--- Start Working data ---

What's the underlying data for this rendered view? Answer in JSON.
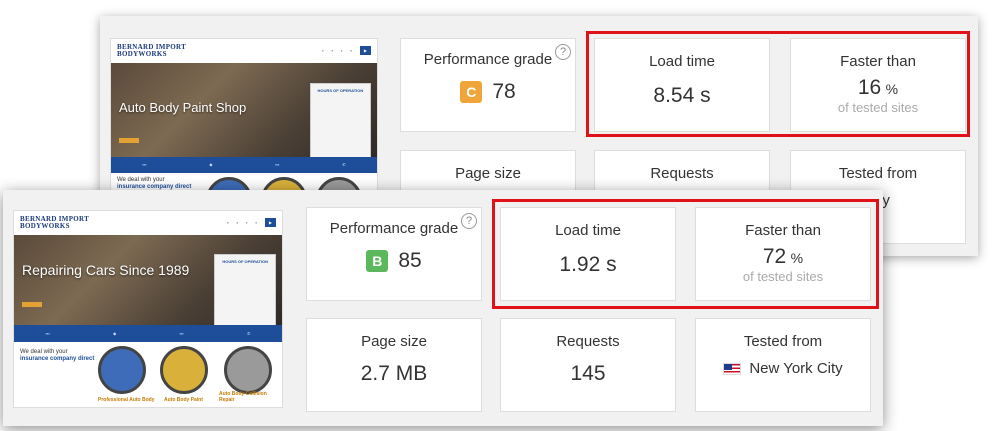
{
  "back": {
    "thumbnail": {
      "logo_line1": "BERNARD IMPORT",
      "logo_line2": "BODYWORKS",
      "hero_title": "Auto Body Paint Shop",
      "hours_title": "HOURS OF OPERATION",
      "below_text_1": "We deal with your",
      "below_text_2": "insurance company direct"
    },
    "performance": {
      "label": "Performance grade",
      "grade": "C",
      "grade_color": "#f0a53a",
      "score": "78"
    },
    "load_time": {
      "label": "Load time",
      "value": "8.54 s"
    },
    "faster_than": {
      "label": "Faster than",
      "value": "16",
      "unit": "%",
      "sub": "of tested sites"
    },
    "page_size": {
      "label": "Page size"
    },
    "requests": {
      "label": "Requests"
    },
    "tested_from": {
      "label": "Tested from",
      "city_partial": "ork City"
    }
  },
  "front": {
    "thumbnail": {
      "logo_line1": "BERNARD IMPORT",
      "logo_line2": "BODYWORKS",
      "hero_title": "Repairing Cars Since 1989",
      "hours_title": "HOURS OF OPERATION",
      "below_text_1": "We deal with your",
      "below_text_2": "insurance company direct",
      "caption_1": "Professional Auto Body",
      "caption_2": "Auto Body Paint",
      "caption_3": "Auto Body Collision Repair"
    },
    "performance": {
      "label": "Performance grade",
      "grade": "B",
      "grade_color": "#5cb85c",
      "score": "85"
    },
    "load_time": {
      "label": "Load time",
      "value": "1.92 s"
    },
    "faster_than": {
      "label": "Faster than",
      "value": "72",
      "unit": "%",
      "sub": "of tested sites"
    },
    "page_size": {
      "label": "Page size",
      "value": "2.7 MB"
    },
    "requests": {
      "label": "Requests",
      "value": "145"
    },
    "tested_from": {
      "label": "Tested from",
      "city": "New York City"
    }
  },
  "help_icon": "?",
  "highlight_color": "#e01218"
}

--- End Working data ---

### Work to do
Write the full listing out again with every line unchanged, but include no pictures.

### Final result
What's the underlying data for this rendered view? Answer in JSON.
{
  "back": {
    "thumbnail": {
      "logo_line1": "BERNARD IMPORT",
      "logo_line2": "BODYWORKS",
      "hero_title": "Auto Body Paint Shop",
      "hours_title": "HOURS OF OPERATION",
      "below_text_1": "We deal with your",
      "below_text_2": "insurance company direct"
    },
    "performance": {
      "label": "Performance grade",
      "grade": "C",
      "grade_color": "#f0a53a",
      "score": "78"
    },
    "load_time": {
      "label": "Load time",
      "value": "8.54 s"
    },
    "faster_than": {
      "label": "Faster than",
      "value": "16",
      "unit": "%",
      "sub": "of tested sites"
    },
    "page_size": {
      "label": "Page size"
    },
    "requests": {
      "label": "Requests"
    },
    "tested_from": {
      "label": "Tested from",
      "city_partial": "ork City"
    }
  },
  "front": {
    "thumbnail": {
      "logo_line1": "BERNARD IMPORT",
      "logo_line2": "BODYWORKS",
      "hero_title": "Repairing Cars Since 1989",
      "hours_title": "HOURS OF OPERATION",
      "below_text_1": "We deal with your",
      "below_text_2": "insurance company direct",
      "caption_1": "Professional Auto Body",
      "caption_2": "Auto Body Paint",
      "caption_3": "Auto Body Collision Repair"
    },
    "performance": {
      "label": "Performance grade",
      "grade": "B",
      "grade_color": "#5cb85c",
      "score": "85"
    },
    "load_time": {
      "label": "Load time",
      "value": "1.92 s"
    },
    "faster_than": {
      "label": "Faster than",
      "value": "72",
      "unit": "%",
      "sub": "of tested sites"
    },
    "page_size": {
      "label": "Page size",
      "value": "2.7 MB"
    },
    "requests": {
      "label": "Requests",
      "value": "145"
    },
    "tested_from": {
      "label": "Tested from",
      "city": "New York City"
    }
  },
  "help_icon": "?",
  "highlight_color": "#e01218"
}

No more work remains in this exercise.